─── Provided records ───

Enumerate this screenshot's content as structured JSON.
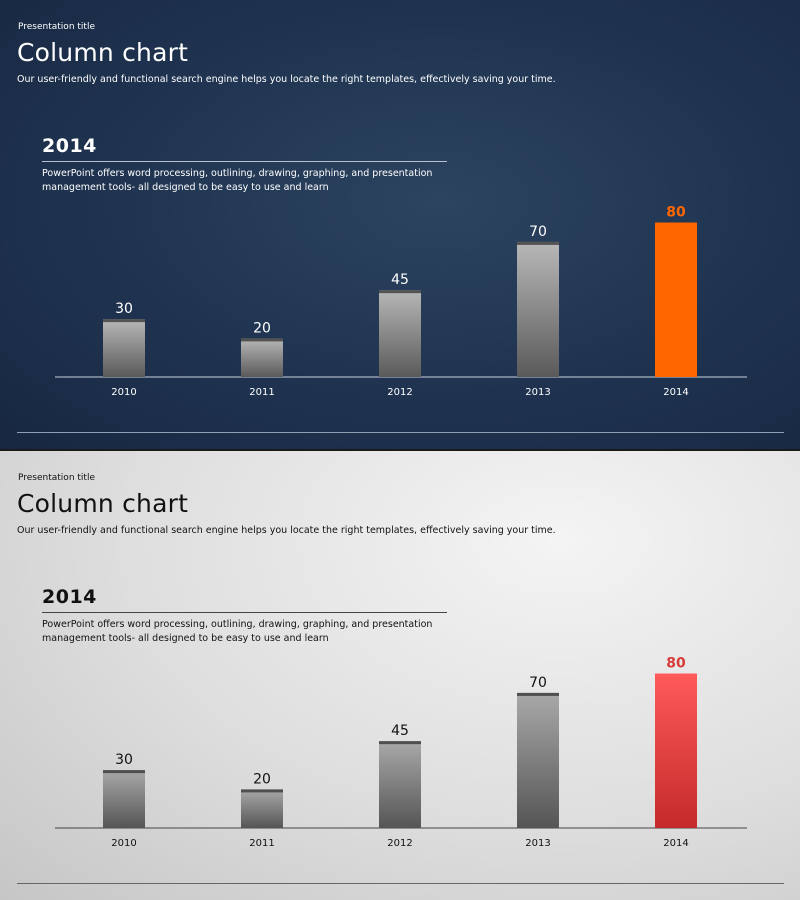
{
  "slides": [
    {
      "presentation_title": "Presentation title",
      "title": "Column chart",
      "subtitle": "Our user-friendly and functional search engine helps you locate the right templates, effectively saving your time.",
      "heading": "2014",
      "description": "PowerPoint offers word processing, outlining, drawing, graphing, and presentation management tools- all designed to be easy to use and learn",
      "colors": {
        "bar_top": "#b8b8b8",
        "bar_bottom": "#5a5a5a",
        "highlight_top": "#ff6600",
        "highlight_bottom": "#ff6600",
        "highlight_label": "#ff6600",
        "label": "#ffffff",
        "axis": "#c9d2dd",
        "tick_label": "#ffffff"
      }
    },
    {
      "presentation_title": "Presentation title",
      "title": "Column chart",
      "subtitle": "Our user-friendly and functional search engine helps you locate the right templates, effectively saving your time.",
      "heading": "2014",
      "description": "PowerPoint offers word processing, outlining, drawing, graphing, and presentation management tools- all designed to be easy to use and learn",
      "colors": {
        "bar_top": "#a9a9a9",
        "bar_bottom": "#555555",
        "highlight_top": "#ff5a5a",
        "highlight_bottom": "#c42a2a",
        "highlight_label": "#d83a3a",
        "label": "#111111",
        "axis": "#444444",
        "tick_label": "#111111"
      }
    }
  ],
  "chart_data": [
    {
      "type": "bar",
      "categories": [
        "2010",
        "2011",
        "2012",
        "2013",
        "2014"
      ],
      "values": [
        30,
        20,
        45,
        70,
        80
      ],
      "highlight_index": 4,
      "title": "2014",
      "xlabel": "",
      "ylabel": "",
      "ylim": [
        0,
        100
      ],
      "grid": false
    },
    {
      "type": "bar",
      "categories": [
        "2010",
        "2011",
        "2012",
        "2013",
        "2014"
      ],
      "values": [
        30,
        20,
        45,
        70,
        80
      ],
      "highlight_index": 4,
      "title": "2014",
      "xlabel": "",
      "ylabel": "",
      "ylim": [
        0,
        100
      ],
      "grid": false
    }
  ]
}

───

- _Written request_
Quote the listing above in full, except for the pictures.

- _Answer to the task_
Enumerate this screenshot's content as structured JSON.
{
  "slides": [
    {
      "presentation_title": "Presentation title",
      "title": "Column chart",
      "subtitle": "Our user-friendly and functional search engine helps you locate the right templates, effectively saving your time.",
      "heading": "2014",
      "description": "PowerPoint offers word processing, outlining, drawing, graphing, and presentation management tools- all designed to be easy to use and learn",
      "colors": {
        "bar_top": "#b8b8b8",
        "bar_bottom": "#5a5a5a",
        "highlight_top": "#ff6600",
        "highlight_bottom": "#ff6600",
        "highlight_label": "#ff6600",
        "label": "#ffffff",
        "axis": "#c9d2dd",
        "tick_label": "#ffffff"
      }
    },
    {
      "presentation_title": "Presentation title",
      "title": "Column chart",
      "subtitle": "Our user-friendly and functional search engine helps you locate the right templates, effectively saving your time.",
      "heading": "2014",
      "description": "PowerPoint offers word processing, outlining, drawing, graphing, and presentation management tools- all designed to be easy to use and learn",
      "colors": {
        "bar_top": "#a9a9a9",
        "bar_bottom": "#555555",
        "highlight_top": "#ff5a5a",
        "highlight_bottom": "#c42a2a",
        "highlight_label": "#d83a3a",
        "label": "#111111",
        "axis": "#444444",
        "tick_label": "#111111"
      }
    }
  ],
  "chart_data": [
    {
      "type": "bar",
      "categories": [
        "2010",
        "2011",
        "2012",
        "2013",
        "2014"
      ],
      "values": [
        30,
        20,
        45,
        70,
        80
      ],
      "highlight_index": 4,
      "title": "2014",
      "xlabel": "",
      "ylabel": "",
      "ylim": [
        0,
        100
      ],
      "grid": false
    },
    {
      "type": "bar",
      "categories": [
        "2010",
        "2011",
        "2012",
        "2013",
        "2014"
      ],
      "values": [
        30,
        20,
        45,
        70,
        80
      ],
      "highlight_index": 4,
      "title": "2014",
      "xlabel": "",
      "ylabel": "",
      "ylim": [
        0,
        100
      ],
      "grid": false
    }
  ]
}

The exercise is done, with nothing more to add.